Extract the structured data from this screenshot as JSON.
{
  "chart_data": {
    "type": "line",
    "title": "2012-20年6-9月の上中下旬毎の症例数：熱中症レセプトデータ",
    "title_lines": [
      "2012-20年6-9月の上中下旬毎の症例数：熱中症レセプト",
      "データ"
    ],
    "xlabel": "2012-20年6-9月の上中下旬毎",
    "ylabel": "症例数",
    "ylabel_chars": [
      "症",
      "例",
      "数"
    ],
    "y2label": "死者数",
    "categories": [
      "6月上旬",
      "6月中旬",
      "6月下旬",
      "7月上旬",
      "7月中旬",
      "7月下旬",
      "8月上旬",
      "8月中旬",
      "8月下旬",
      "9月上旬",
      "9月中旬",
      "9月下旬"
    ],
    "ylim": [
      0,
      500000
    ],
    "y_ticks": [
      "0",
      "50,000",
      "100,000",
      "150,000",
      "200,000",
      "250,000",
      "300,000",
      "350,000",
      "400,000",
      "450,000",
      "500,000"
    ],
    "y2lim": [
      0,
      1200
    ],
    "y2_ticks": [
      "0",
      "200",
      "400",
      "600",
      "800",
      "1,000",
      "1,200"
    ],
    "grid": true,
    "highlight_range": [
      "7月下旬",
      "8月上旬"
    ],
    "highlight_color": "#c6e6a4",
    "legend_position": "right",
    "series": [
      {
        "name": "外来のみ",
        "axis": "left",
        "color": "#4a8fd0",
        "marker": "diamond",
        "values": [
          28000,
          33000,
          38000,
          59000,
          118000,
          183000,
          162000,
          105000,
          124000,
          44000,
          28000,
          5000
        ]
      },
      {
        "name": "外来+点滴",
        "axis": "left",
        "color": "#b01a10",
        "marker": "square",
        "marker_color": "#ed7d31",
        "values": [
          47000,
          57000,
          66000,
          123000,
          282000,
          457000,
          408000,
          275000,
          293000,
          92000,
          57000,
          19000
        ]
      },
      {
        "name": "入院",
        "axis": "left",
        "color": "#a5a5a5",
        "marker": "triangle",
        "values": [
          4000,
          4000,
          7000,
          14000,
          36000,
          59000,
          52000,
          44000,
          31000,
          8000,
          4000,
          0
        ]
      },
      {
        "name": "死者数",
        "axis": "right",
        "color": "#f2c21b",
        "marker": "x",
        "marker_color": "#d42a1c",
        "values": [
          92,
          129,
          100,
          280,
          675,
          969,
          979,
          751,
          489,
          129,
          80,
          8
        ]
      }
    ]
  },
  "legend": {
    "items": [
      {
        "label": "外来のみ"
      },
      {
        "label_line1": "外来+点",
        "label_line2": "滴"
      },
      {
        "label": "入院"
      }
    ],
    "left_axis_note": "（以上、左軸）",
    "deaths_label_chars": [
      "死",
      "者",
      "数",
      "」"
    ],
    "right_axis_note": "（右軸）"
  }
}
++++++++++
• **SHORT EXERCISE**
Reproduce each entry exactly, leaving out nothing.

• **WRITTEN RESPONSE**
Extract the structured data from this screenshot as JSON.
{
  "chart_data": {
    "type": "line",
    "title": "2012-20年6-9月の上中下旬毎の症例数：熱中症レセプトデータ",
    "title_lines": [
      "2012-20年6-9月の上中下旬毎の症例数：熱中症レセプト",
      "データ"
    ],
    "xlabel": "2012-20年6-9月の上中下旬毎",
    "ylabel": "症例数",
    "ylabel_chars": [
      "症",
      "例",
      "数"
    ],
    "y2label": "死者数",
    "categories": [
      "6月上旬",
      "6月中旬",
      "6月下旬",
      "7月上旬",
      "7月中旬",
      "7月下旬",
      "8月上旬",
      "8月中旬",
      "8月下旬",
      "9月上旬",
      "9月中旬",
      "9月下旬"
    ],
    "ylim": [
      0,
      500000
    ],
    "y_ticks": [
      "0",
      "50,000",
      "100,000",
      "150,000",
      "200,000",
      "250,000",
      "300,000",
      "350,000",
      "400,000",
      "450,000",
      "500,000"
    ],
    "y2lim": [
      0,
      1200
    ],
    "y2_ticks": [
      "0",
      "200",
      "400",
      "600",
      "800",
      "1,000",
      "1,200"
    ],
    "grid": true,
    "highlight_range": [
      "7月下旬",
      "8月上旬"
    ],
    "highlight_color": "#c6e6a4",
    "legend_position": "right",
    "series": [
      {
        "name": "外来のみ",
        "axis": "left",
        "color": "#4a8fd0",
        "marker": "diamond",
        "values": [
          28000,
          33000,
          38000,
          59000,
          118000,
          183000,
          162000,
          105000,
          124000,
          44000,
          28000,
          5000
        ]
      },
      {
        "name": "外来+点滴",
        "axis": "left",
        "color": "#b01a10",
        "marker": "square",
        "marker_color": "#ed7d31",
        "values": [
          47000,
          57000,
          66000,
          123000,
          282000,
          457000,
          408000,
          275000,
          293000,
          92000,
          57000,
          19000
        ]
      },
      {
        "name": "入院",
        "axis": "left",
        "color": "#a5a5a5",
        "marker": "triangle",
        "values": [
          4000,
          4000,
          7000,
          14000,
          36000,
          59000,
          52000,
          44000,
          31000,
          8000,
          4000,
          0
        ]
      },
      {
        "name": "死者数",
        "axis": "right",
        "color": "#f2c21b",
        "marker": "x",
        "marker_color": "#d42a1c",
        "values": [
          92,
          129,
          100,
          280,
          675,
          969,
          979,
          751,
          489,
          129,
          80,
          8
        ]
      }
    ]
  },
  "legend": {
    "items": [
      {
        "label": "外来のみ"
      },
      {
        "label_line1": "外来+点",
        "label_line2": "滴"
      },
      {
        "label": "入院"
      }
    ],
    "left_axis_note": "（以上、左軸）",
    "deaths_label_chars": [
      "死",
      "者",
      "数",
      "」"
    ],
    "right_axis_note": "（右軸）"
  }
}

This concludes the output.